start Material for the task
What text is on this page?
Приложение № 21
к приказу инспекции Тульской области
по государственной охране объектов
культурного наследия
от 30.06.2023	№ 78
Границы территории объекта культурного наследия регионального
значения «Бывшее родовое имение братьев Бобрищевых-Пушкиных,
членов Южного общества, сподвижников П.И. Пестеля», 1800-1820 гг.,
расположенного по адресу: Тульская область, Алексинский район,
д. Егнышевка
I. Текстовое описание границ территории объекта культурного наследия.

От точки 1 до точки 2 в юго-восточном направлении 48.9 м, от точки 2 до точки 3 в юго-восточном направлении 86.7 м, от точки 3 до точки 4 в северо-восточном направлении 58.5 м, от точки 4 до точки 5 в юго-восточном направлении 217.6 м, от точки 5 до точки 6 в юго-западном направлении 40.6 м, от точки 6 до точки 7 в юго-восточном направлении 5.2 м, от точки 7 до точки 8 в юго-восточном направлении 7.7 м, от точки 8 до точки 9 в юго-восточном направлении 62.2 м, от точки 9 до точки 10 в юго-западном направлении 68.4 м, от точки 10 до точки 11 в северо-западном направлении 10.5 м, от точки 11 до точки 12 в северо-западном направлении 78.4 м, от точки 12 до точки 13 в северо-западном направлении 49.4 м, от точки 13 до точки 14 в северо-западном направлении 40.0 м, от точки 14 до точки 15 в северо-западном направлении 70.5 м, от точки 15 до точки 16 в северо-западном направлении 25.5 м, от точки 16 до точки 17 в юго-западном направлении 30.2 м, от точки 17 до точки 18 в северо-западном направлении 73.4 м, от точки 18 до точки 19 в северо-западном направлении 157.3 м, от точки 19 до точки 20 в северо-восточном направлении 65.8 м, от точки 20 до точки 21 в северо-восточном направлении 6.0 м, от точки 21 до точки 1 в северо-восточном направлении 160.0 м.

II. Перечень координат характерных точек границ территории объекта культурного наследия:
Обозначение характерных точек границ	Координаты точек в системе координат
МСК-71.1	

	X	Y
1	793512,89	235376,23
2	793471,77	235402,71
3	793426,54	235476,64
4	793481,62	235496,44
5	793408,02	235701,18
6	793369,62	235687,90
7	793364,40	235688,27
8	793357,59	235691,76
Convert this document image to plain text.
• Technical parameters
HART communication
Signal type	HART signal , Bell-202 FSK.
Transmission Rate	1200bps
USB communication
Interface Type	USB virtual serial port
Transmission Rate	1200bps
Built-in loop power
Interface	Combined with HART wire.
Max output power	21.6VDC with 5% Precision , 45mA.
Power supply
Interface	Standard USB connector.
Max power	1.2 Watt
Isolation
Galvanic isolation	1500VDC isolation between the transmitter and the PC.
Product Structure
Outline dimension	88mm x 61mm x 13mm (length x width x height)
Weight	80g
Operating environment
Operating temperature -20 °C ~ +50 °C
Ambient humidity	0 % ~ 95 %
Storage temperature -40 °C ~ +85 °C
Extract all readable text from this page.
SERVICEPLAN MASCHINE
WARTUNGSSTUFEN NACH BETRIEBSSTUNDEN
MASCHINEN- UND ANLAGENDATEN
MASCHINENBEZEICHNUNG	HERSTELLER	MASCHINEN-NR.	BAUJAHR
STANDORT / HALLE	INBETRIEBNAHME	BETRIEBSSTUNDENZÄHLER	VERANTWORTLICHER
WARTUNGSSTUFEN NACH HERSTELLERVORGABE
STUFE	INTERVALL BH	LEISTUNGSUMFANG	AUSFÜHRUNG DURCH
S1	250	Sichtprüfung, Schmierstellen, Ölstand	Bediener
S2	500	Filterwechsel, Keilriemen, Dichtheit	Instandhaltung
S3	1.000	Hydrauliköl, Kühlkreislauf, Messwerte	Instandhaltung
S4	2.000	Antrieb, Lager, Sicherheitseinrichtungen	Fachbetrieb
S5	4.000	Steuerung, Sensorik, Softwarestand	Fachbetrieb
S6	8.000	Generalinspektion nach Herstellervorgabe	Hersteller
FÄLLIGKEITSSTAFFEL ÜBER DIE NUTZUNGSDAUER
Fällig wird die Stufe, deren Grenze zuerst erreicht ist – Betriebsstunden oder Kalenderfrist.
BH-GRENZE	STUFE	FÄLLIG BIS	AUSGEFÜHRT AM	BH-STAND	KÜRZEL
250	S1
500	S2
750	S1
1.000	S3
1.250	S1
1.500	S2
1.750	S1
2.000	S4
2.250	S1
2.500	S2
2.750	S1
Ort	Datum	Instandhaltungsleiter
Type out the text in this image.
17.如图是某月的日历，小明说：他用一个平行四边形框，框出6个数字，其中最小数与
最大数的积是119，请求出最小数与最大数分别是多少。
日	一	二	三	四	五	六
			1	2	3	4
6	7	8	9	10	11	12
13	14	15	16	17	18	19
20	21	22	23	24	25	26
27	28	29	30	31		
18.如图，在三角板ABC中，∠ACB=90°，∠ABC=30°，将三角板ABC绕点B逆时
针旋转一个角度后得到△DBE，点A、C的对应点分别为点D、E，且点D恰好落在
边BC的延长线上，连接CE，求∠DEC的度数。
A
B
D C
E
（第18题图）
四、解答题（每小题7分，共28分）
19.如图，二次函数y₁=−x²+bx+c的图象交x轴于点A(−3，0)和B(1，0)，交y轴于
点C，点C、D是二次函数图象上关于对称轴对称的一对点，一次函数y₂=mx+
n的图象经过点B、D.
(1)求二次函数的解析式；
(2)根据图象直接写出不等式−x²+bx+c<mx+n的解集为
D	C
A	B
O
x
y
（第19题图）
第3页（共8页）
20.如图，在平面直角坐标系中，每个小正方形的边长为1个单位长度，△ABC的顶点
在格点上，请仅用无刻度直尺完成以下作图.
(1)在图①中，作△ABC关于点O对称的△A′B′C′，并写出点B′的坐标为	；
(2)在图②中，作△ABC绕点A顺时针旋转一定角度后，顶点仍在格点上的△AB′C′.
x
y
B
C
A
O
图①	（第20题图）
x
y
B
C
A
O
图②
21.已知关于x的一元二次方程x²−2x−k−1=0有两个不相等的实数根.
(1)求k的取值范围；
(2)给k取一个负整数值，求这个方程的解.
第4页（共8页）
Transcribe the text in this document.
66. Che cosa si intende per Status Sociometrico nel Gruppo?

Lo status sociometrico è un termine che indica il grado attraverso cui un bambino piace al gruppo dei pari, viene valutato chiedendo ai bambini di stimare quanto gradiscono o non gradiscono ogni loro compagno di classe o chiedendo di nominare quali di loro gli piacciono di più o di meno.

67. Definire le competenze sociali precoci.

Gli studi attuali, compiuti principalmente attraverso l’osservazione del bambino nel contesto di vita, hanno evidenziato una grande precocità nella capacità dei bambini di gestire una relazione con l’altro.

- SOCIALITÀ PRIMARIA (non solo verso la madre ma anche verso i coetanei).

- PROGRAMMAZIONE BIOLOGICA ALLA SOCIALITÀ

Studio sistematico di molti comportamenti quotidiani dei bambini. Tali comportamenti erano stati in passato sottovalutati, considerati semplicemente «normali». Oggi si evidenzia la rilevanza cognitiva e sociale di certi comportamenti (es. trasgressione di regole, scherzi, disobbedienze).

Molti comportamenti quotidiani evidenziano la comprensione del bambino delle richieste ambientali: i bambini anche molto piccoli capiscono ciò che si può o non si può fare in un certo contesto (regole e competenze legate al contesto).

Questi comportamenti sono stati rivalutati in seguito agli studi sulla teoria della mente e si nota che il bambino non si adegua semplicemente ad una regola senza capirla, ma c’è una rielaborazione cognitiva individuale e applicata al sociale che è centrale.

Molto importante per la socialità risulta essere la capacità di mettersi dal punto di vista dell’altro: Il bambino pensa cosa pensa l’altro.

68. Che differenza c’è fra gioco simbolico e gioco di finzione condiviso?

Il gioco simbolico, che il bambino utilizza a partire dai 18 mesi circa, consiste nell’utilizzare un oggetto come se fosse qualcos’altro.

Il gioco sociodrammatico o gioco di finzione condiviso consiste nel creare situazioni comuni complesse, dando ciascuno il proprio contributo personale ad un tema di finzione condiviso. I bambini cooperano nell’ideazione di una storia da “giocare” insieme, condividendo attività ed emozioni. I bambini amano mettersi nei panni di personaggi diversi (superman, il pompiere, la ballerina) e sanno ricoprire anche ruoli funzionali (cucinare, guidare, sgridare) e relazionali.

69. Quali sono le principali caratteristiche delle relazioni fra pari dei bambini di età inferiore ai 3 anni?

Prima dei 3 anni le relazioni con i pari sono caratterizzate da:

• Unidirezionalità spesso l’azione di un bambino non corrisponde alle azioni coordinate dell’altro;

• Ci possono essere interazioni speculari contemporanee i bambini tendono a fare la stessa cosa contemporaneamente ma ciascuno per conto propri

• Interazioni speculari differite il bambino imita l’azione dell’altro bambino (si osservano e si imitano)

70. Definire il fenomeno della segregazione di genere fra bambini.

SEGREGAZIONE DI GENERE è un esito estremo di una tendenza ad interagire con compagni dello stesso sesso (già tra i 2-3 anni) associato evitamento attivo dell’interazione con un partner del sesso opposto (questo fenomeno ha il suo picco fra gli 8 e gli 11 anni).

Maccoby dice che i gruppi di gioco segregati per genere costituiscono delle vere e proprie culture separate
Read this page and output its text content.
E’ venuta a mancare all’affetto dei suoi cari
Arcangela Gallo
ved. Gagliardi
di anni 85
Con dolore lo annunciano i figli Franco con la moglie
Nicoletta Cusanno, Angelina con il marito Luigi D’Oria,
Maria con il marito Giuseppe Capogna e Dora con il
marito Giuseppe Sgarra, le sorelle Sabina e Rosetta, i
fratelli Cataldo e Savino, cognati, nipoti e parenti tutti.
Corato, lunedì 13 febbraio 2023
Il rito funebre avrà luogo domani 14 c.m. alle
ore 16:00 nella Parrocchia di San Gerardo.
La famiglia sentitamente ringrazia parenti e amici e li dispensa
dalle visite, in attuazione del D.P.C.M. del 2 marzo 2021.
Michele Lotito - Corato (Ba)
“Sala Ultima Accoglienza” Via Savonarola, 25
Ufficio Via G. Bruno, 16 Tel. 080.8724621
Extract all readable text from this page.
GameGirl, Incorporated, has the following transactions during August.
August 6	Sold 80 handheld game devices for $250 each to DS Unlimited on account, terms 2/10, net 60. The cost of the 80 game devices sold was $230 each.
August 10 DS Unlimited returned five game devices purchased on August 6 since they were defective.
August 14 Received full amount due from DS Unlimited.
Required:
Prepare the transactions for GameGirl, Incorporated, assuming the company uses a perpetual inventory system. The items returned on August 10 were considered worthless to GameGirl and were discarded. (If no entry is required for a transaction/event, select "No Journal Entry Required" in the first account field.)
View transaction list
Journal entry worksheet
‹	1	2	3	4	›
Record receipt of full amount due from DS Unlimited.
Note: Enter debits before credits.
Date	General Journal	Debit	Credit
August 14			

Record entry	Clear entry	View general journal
end Material for the task
Task requirements ->
Identify lines with the string "координат". Copy each one.

Exercise result ->
II. Перечень координат характерных точек границ территории объекта культурного наследия:
Обозначение характерных точек границ	Координаты точек в системе координат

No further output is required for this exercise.